### [Written problem]
Return each line of the listing that contains the string "this".
───── Stored records ─────
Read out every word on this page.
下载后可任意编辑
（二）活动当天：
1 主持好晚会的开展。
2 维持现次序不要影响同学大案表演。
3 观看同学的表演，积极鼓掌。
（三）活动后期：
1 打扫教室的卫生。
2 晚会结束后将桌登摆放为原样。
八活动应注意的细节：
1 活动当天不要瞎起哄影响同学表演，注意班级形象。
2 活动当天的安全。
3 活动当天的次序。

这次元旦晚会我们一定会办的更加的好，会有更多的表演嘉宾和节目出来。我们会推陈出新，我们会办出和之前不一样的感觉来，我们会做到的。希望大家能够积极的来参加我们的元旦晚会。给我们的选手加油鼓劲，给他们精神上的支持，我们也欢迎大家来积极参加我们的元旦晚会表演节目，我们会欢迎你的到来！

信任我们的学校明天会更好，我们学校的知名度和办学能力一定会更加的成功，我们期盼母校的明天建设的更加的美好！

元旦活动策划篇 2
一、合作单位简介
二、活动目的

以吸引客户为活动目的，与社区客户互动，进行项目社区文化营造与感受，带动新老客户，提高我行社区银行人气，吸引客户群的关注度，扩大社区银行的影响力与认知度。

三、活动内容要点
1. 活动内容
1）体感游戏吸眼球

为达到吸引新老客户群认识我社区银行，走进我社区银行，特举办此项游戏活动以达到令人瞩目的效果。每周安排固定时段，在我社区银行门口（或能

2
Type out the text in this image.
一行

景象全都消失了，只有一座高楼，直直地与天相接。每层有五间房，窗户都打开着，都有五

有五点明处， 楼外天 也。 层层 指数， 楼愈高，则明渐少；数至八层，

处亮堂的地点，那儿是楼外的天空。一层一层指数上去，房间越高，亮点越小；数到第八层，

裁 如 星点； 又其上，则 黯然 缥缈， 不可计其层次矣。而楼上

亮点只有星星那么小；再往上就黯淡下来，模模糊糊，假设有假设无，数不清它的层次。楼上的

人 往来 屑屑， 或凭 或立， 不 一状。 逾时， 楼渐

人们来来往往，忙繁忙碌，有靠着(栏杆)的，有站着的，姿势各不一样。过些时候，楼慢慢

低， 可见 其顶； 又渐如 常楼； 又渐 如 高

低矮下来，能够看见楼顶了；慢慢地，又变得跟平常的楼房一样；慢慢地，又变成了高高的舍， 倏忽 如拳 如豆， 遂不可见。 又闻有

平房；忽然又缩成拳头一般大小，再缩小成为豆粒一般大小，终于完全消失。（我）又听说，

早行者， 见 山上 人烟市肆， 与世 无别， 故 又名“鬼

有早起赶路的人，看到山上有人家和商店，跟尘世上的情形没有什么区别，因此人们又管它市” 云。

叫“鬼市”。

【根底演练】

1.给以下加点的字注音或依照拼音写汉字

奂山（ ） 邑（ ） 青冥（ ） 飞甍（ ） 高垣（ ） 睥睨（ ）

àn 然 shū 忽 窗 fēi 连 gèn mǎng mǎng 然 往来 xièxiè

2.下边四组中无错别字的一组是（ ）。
─────
### [Correct response]
Read out every word on this page.
Type out the text in this image.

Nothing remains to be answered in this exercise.